Objective:
Below is a listing; write it out exactly and drop any images from it.

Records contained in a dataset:
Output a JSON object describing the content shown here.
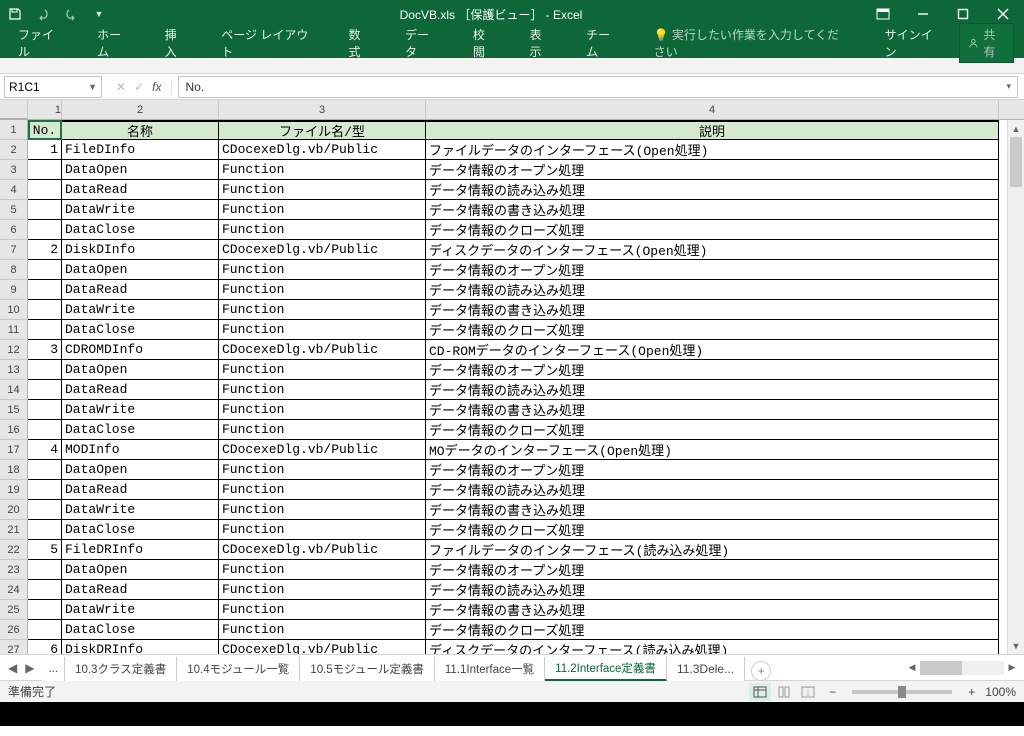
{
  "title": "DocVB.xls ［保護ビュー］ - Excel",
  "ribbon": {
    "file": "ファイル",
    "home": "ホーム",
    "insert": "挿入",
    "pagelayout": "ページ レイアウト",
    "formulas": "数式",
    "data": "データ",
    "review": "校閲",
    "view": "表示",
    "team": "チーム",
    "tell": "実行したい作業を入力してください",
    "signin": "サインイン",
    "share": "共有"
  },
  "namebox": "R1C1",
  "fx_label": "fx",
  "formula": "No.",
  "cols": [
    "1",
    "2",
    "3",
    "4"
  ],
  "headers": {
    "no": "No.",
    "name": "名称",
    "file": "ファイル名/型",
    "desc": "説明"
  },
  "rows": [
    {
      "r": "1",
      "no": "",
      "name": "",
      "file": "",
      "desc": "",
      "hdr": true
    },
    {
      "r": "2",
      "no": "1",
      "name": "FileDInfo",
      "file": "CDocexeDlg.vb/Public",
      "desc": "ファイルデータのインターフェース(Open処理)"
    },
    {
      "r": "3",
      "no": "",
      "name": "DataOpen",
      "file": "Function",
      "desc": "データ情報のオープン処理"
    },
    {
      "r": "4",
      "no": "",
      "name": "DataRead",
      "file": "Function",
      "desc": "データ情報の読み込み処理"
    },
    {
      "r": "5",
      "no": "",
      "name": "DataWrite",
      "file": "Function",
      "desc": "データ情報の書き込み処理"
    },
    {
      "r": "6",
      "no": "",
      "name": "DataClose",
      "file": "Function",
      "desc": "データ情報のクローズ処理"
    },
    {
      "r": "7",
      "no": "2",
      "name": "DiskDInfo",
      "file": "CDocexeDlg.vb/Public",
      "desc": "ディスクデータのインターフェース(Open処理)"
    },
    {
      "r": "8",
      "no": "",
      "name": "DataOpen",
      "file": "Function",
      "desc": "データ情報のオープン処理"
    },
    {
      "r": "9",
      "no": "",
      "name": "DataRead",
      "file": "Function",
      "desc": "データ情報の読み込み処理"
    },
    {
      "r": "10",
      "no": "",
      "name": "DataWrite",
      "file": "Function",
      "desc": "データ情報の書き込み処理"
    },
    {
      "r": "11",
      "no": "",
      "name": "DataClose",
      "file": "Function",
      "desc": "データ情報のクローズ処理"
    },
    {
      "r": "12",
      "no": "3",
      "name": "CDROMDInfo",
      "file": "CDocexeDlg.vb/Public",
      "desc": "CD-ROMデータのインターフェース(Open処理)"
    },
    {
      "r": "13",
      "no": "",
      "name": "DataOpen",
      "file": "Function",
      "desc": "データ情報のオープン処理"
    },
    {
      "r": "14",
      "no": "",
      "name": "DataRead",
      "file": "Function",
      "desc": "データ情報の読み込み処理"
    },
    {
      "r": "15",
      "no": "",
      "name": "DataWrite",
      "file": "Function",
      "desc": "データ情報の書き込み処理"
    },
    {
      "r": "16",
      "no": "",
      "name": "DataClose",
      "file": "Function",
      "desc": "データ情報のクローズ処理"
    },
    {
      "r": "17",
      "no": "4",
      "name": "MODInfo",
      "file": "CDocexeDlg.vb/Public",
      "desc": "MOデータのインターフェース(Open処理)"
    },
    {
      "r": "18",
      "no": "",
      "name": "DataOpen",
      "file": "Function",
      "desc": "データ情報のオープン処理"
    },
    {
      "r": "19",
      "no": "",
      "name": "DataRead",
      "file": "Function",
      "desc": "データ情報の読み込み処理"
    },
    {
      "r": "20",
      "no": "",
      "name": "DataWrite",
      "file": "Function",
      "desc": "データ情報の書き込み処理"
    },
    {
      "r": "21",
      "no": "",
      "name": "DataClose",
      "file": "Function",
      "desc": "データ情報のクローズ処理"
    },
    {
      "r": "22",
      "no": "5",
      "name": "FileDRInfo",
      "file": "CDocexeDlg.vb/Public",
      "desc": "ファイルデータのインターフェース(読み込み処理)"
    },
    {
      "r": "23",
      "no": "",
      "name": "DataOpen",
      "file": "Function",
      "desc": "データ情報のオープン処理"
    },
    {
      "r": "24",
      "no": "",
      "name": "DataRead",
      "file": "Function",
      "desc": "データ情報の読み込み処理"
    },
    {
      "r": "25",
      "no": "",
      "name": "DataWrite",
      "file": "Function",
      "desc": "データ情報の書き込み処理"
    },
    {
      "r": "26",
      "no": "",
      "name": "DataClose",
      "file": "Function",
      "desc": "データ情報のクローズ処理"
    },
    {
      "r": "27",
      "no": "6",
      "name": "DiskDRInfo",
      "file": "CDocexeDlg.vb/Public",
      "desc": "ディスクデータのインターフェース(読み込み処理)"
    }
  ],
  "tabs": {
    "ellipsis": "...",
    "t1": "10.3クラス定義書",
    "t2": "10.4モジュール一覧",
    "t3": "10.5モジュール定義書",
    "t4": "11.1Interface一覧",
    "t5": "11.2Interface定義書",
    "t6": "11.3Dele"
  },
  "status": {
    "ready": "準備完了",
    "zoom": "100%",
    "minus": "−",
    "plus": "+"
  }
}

Result of the exercise:
Output a JSON object describing the content shown here.
{
  "title": "DocVB.xls ［保護ビュー］ - Excel",
  "ribbon": {
    "file": "ファイル",
    "home": "ホーム",
    "insert": "挿入",
    "pagelayout": "ページ レイアウト",
    "formulas": "数式",
    "data": "データ",
    "review": "校閲",
    "view": "表示",
    "team": "チーム",
    "tell": "実行したい作業を入力してください",
    "signin": "サインイン",
    "share": "共有"
  },
  "namebox": "R1C1",
  "fx_label": "fx",
  "formula": "No.",
  "cols": [
    "1",
    "2",
    "3",
    "4"
  ],
  "headers": {
    "no": "No.",
    "name": "名称",
    "file": "ファイル名/型",
    "desc": "説明"
  },
  "rows": [
    {
      "r": "1",
      "no": "",
      "name": "",
      "file": "",
      "desc": "",
      "hdr": true
    },
    {
      "r": "2",
      "no": "1",
      "name": "FileDInfo",
      "file": "CDocexeDlg.vb/Public",
      "desc": "ファイルデータのインターフェース(Open処理)"
    },
    {
      "r": "3",
      "no": "",
      "name": "DataOpen",
      "file": "Function",
      "desc": "データ情報のオープン処理"
    },
    {
      "r": "4",
      "no": "",
      "name": "DataRead",
      "file": "Function",
      "desc": "データ情報の読み込み処理"
    },
    {
      "r": "5",
      "no": "",
      "name": "DataWrite",
      "file": "Function",
      "desc": "データ情報の書き込み処理"
    },
    {
      "r": "6",
      "no": "",
      "name": "DataClose",
      "file": "Function",
      "desc": "データ情報のクローズ処理"
    },
    {
      "r": "7",
      "no": "2",
      "name": "DiskDInfo",
      "file": "CDocexeDlg.vb/Public",
      "desc": "ディスクデータのインターフェース(Open処理)"
    },
    {
      "r": "8",
      "no": "",
      "name": "DataOpen",
      "file": "Function",
      "desc": "データ情報のオープン処理"
    },
    {
      "r": "9",
      "no": "",
      "name": "DataRead",
      "file": "Function",
      "desc": "データ情報の読み込み処理"
    },
    {
      "r": "10",
      "no": "",
      "name": "DataWrite",
      "file": "Function",
      "desc": "データ情報の書き込み処理"
    },
    {
      "r": "11",
      "no": "",
      "name": "DataClose",
      "file": "Function",
      "desc": "データ情報のクローズ処理"
    },
    {
      "r": "12",
      "no": "3",
      "name": "CDROMDInfo",
      "file": "CDocexeDlg.vb/Public",
      "desc": "CD-ROMデータのインターフェース(Open処理)"
    },
    {
      "r": "13",
      "no": "",
      "name": "DataOpen",
      "file": "Function",
      "desc": "データ情報のオープン処理"
    },
    {
      "r": "14",
      "no": "",
      "name": "DataRead",
      "file": "Function",
      "desc": "データ情報の読み込み処理"
    },
    {
      "r": "15",
      "no": "",
      "name": "DataWrite",
      "file": "Function",
      "desc": "データ情報の書き込み処理"
    },
    {
      "r": "16",
      "no": "",
      "name": "DataClose",
      "file": "Function",
      "desc": "データ情報のクローズ処理"
    },
    {
      "r": "17",
      "no": "4",
      "name": "MODInfo",
      "file": "CDocexeDlg.vb/Public",
      "desc": "MOデータのインターフェース(Open処理)"
    },
    {
      "r": "18",
      "no": "",
      "name": "DataOpen",
      "file": "Function",
      "desc": "データ情報のオープン処理"
    },
    {
      "r": "19",
      "no": "",
      "name": "DataRead",
      "file": "Function",
      "desc": "データ情報の読み込み処理"
    },
    {
      "r": "20",
      "no": "",
      "name": "DataWrite",
      "file": "Function",
      "desc": "データ情報の書き込み処理"
    },
    {
      "r": "21",
      "no": "",
      "name": "DataClose",
      "file": "Function",
      "desc": "データ情報のクローズ処理"
    },
    {
      "r": "22",
      "no": "5",
      "name": "FileDRInfo",
      "file": "CDocexeDlg.vb/Public",
      "desc": "ファイルデータのインターフェース(読み込み処理)"
    },
    {
      "r": "23",
      "no": "",
      "name": "DataOpen",
      "file": "Function",
      "desc": "データ情報のオープン処理"
    },
    {
      "r": "24",
      "no": "",
      "name": "DataRead",
      "file": "Function",
      "desc": "データ情報の読み込み処理"
    },
    {
      "r": "25",
      "no": "",
      "name": "DataWrite",
      "file": "Function",
      "desc": "データ情報の書き込み処理"
    },
    {
      "r": "26",
      "no": "",
      "name": "DataClose",
      "file": "Function",
      "desc": "データ情報のクローズ処理"
    },
    {
      "r": "27",
      "no": "6",
      "name": "DiskDRInfo",
      "file": "CDocexeDlg.vb/Public",
      "desc": "ディスクデータのインターフェース(読み込み処理)"
    }
  ],
  "tabs": {
    "ellipsis": "...",
    "t1": "10.3クラス定義書",
    "t2": "10.4モジュール一覧",
    "t3": "10.5モジュール定義書",
    "t4": "11.1Interface一覧",
    "t5": "11.2Interface定義書",
    "t6": "11.3Dele"
  },
  "status": {
    "ready": "準備完了",
    "zoom": "100%",
    "minus": "−",
    "plus": "+"
  }
}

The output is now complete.